Given passage:
--- START ---
WORD2PARVEC TOOLKIT Oren Melamud, 2015
NOTE: The word2parvec toolkit is provided 'AS IS' with no warranty whatsoever.
word2parvec is a toolkit that learns paraphrase vector (parvec) representations for word meanings in context. The model is described in the following paper (please cite if using this toolkit):
Oren Melamud, Ido Dagan, Jacob Goldberger. Modeling Word Meaning in Context with Substitute Vectors. NAACL, 2015.
This readme file explains how to use the toolkit. The procedure includes the following steps:
1. Preprocessing the learning corpus 2. Learning an n-gram language model from the corpus 3. Extracting sentential contexts from the corpus for all target words a. Choosing target words b. Sampling target words contexts c. Generating substitute vector (subvec) representations for contexts
4. Generating parvecs for target words in sentential context
The toolkit also includes:
5. A simple Wordnet-based pseudoword generator 6. An application that evaluates subvec/bow/cbow context similarity measures using pseudowords
- Preprocessing the learning corpus
This is a common procedure in many NLP tasks. Use your favorite tools to perform the following steps: 1.1 Sentence split - one sentence per line 1.2 Tokenize - space-delimited tokens in each line Optional: 1.3 Convert all words to lowercase 1.4 Convert rare words to special token (e.g. ) 1.5 Convert numbers to special token (e.g. ) 1.6 Shuffle the lines of the corpus to avoid unintentional bias to corpus structure
We denote the preprocessed learning corpus file as CORPUS. Finally, use the following script to generate a vocabulary file, denoted VOCAB, for the corpus:
cat CORPUS | python count_vocab.py 0 > VOCAB
- Learning an n-gram language model from the corpus
There are several n-gram language model toolkits. You can use any toolkit that can export the leanred language model into a standard ARPA format. We denote the language model ARPA file as LM.arpa
KenLM is one good option: You can download this toolkit from https://kheafield.com/code/kenlm/ and follow the instructions. An example command line for learning a 5-gram Kneser Ney language model is: bin/lmplz -o 5 -S 48G -T ~/tmp --text CORPUS --prune 0 2 2 2 2 > LM.arpa
- Extracting sentential contexts from corpus for all target words
3.a. Choosing target words
Create a file with one word per line comprising all of the target words that you will need in your application. We denote the target file as TARGETS
Note that you will need to allocate sufficient disk space for storing the contexts that will be collected from the corpus for each of the targets (~20M per each target word type).
--- END ---
In the word2parvec readme, about how much disk space should be set aside to store the contexts collected for each target word type?

Source data:
--- START ---
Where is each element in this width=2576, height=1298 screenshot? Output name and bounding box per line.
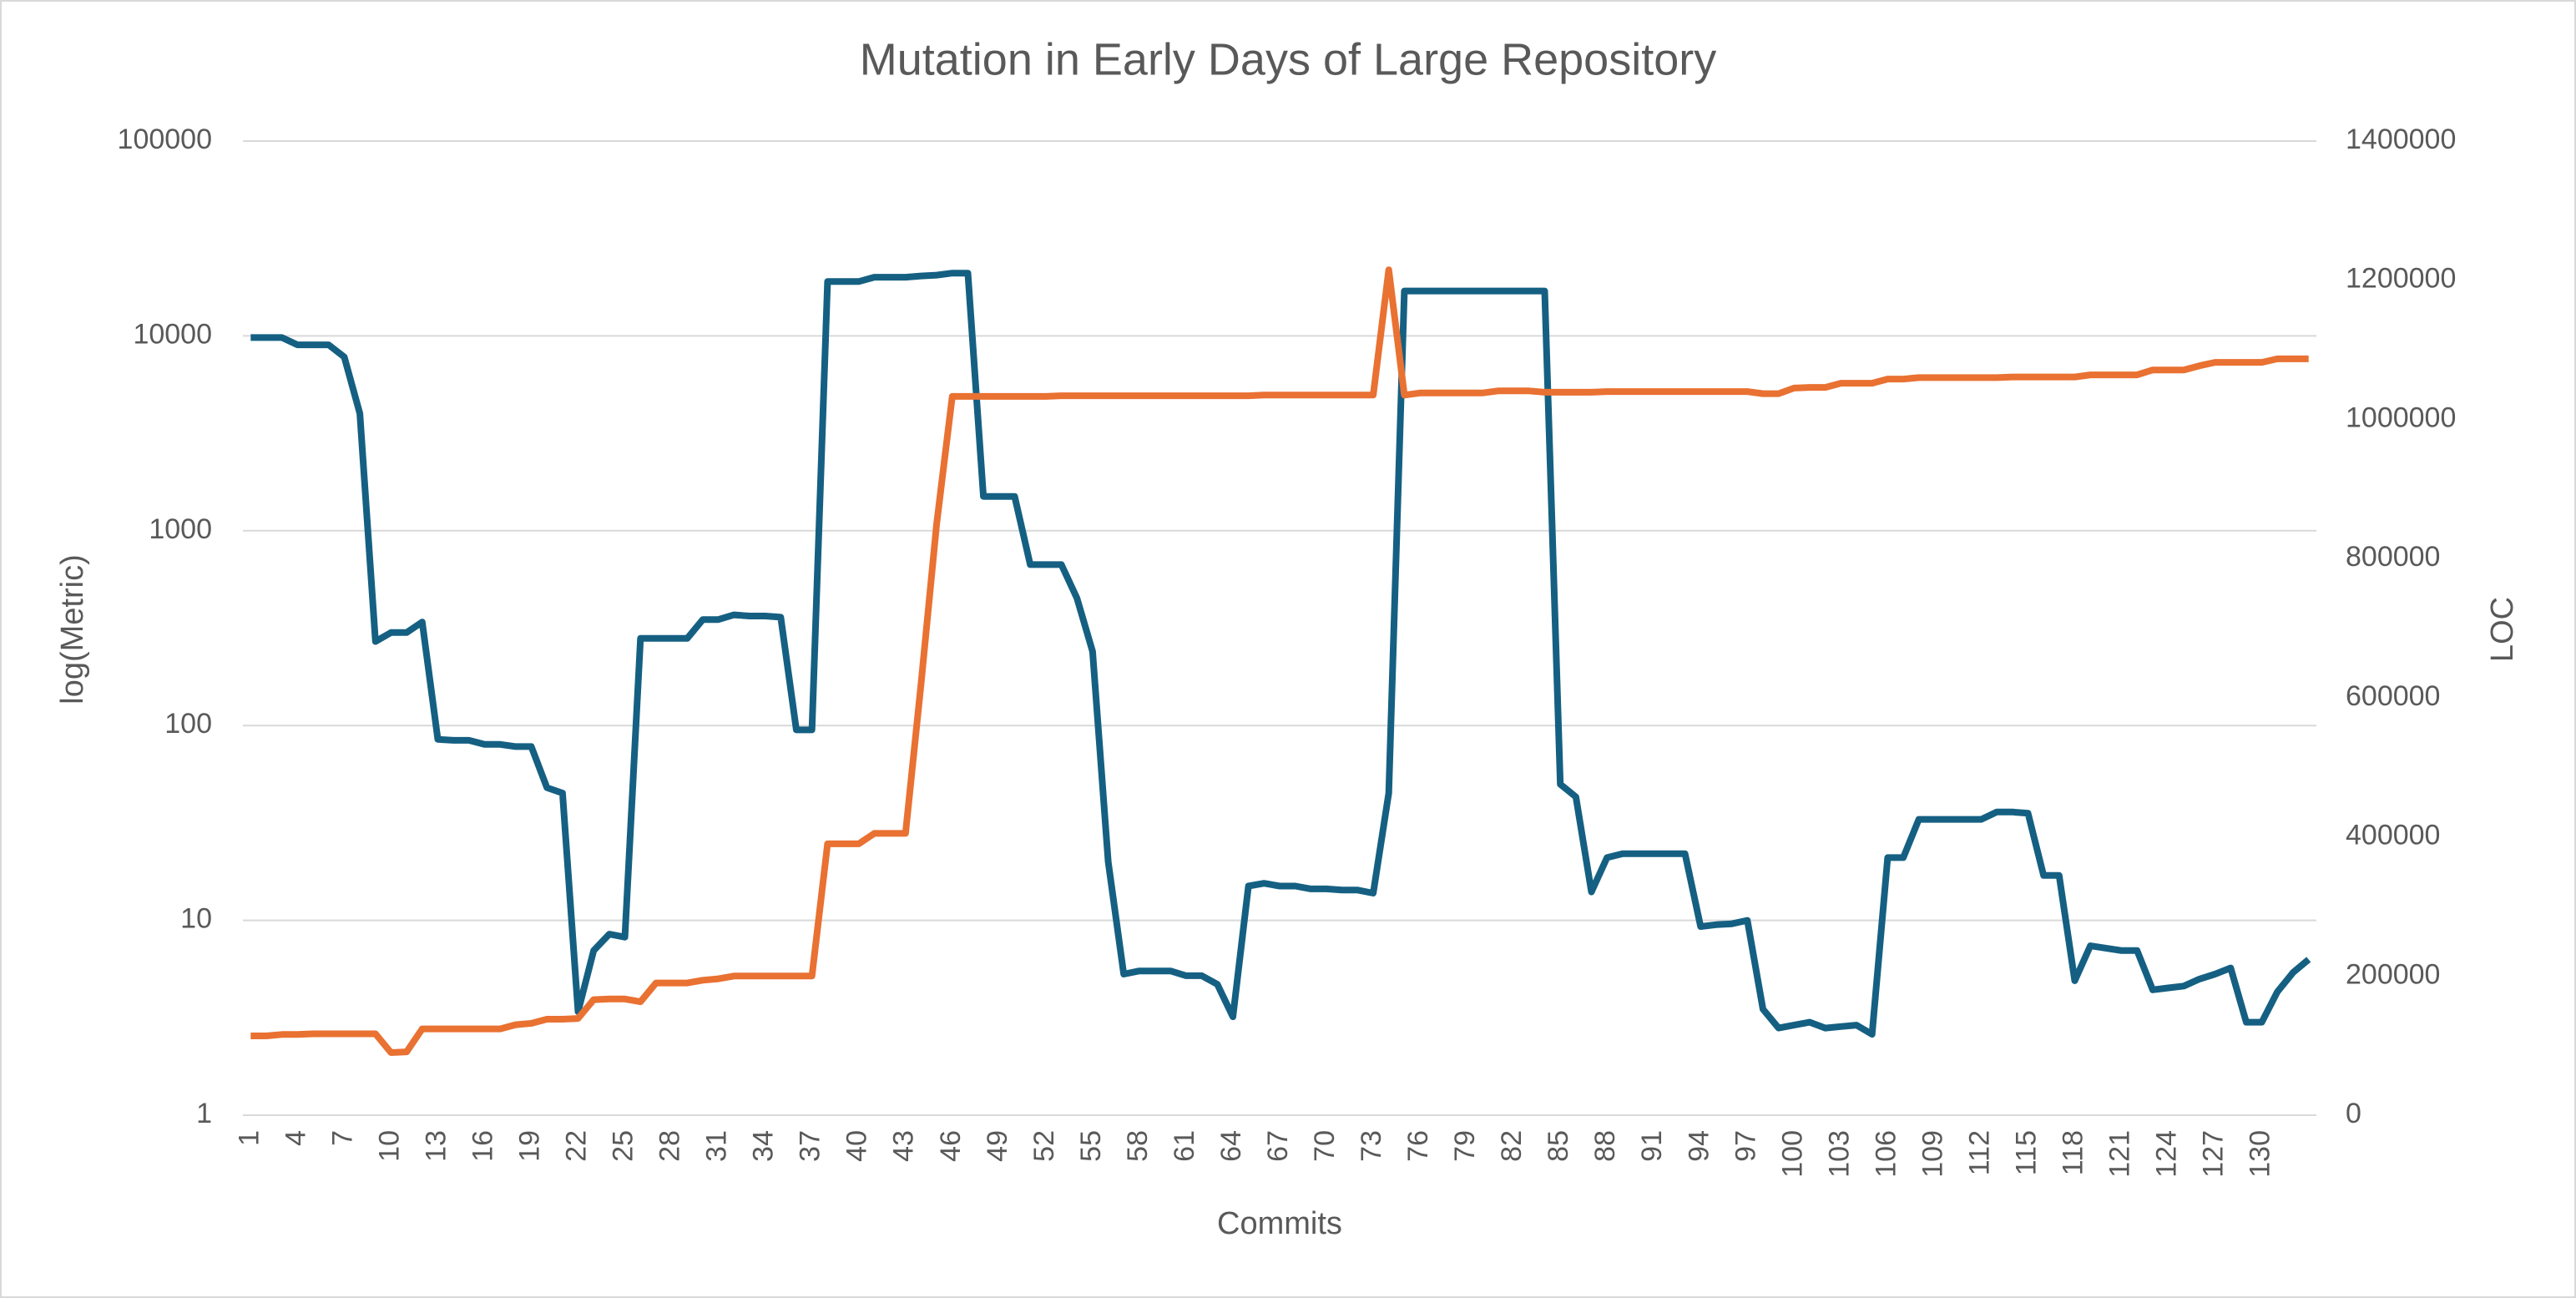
--- END ---
Exercise answer:
About 20M per target word type.